Stored entries:
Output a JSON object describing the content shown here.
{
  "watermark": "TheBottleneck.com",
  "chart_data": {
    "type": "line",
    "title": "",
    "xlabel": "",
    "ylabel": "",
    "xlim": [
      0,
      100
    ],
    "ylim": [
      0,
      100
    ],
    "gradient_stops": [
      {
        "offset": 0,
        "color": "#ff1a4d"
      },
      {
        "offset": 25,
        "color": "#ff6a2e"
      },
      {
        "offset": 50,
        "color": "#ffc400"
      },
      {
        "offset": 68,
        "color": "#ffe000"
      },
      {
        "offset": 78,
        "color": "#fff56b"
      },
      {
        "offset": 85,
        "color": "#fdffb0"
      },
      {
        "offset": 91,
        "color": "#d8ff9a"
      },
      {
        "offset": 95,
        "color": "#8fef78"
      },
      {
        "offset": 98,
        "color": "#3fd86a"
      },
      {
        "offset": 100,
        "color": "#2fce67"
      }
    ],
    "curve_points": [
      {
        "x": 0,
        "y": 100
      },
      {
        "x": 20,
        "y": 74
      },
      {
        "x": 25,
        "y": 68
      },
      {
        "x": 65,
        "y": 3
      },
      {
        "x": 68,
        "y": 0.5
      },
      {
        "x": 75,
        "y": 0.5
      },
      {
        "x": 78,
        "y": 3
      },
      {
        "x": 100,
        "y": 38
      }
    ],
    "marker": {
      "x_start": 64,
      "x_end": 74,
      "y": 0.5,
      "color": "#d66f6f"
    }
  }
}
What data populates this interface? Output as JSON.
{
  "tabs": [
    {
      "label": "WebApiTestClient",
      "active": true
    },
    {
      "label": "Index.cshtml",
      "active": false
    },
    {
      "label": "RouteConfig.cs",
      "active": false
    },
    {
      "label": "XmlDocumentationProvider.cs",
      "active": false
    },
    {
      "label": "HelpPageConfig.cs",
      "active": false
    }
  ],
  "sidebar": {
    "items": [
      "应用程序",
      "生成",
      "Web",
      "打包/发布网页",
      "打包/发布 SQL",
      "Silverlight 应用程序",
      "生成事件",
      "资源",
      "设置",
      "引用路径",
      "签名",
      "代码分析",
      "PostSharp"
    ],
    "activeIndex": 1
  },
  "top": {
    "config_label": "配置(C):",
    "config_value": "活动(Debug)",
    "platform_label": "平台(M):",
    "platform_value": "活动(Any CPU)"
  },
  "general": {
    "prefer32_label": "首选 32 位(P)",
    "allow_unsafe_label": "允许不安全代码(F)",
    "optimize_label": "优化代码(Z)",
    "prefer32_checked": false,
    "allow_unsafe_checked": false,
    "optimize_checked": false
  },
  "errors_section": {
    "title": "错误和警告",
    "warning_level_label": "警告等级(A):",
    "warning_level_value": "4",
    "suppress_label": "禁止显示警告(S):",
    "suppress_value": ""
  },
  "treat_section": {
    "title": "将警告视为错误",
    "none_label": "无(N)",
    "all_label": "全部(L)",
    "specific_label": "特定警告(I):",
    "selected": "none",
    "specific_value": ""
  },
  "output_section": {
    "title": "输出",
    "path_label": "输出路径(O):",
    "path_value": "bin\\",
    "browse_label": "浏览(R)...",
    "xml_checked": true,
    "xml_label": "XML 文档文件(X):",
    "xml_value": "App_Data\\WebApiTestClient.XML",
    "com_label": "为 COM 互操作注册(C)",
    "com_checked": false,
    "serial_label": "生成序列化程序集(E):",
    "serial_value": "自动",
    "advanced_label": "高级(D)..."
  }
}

- Short exercise -
Copy exactly the lines from the one containing "What data populates" through the last line of the records, both included, and nothing else.

- The solution -
What data populates this interface? Output as JSON.
{
  "tabs": [
    {
      "label": "WebApiTestClient",
      "active": true
    },
    {
      "label": "Index.cshtml",
      "active": false
    },
    {
      "label": "RouteConfig.cs",
      "active": false
    },
    {
      "label": "XmlDocumentationProvider.cs",
      "active": false
    },
    {
      "label": "HelpPageConfig.cs",
      "active": false
    }
  ],
  "sidebar": {
    "items": [
      "应用程序",
      "生成",
      "Web",
      "打包/发布网页",
      "打包/发布 SQL",
      "Silverlight 应用程序",
      "生成事件",
      "资源",
      "设置",
      "引用路径",
      "签名",
      "代码分析",
      "PostSharp"
    ],
    "activeIndex": 1
  },
  "top": {
    "config_label": "配置(C):",
    "config_value": "活动(Debug)",
    "platform_label": "平台(M):",
    "platform_value": "活动(Any CPU)"
  },
  "general": {
    "prefer32_label": "首选 32 位(P)",
    "allow_unsafe_label": "允许不安全代码(F)",
    "optimize_label": "优化代码(Z)",
    "prefer32_checked": false,
    "allow_unsafe_checked": false,
    "optimize_checked": false
  },
  "errors_section": {
    "title": "错误和警告",
    "warning_level_label": "警告等级(A):",
    "warning_level_value": "4",
    "suppress_label": "禁止显示警告(S):",
    "suppress_value": ""
  },
  "treat_section": {
    "title": "将警告视为错误",
    "none_label": "无(N)",
    "all_label": "全部(L)",
    "specific_label": "特定警告(I):",
    "selected": "none",
    "specific_value": ""
  },
  "output_section": {
    "title": "输出",
    "path_label": "输出路径(O):",
    "path_value": "bin\\",
    "browse_label": "浏览(R)...",
    "xml_checked": true,
    "xml_label": "XML 文档文件(X):",
    "xml_value": "App_Data\\WebApiTestClient.XML",
    "com_label": "为 COM 互操作注册(C)",
    "com_checked": false,
    "serial_label": "生成序列化程序集(E):",
    "serial_value": "自动",
    "advanced_label": "高级(D)..."
  }
}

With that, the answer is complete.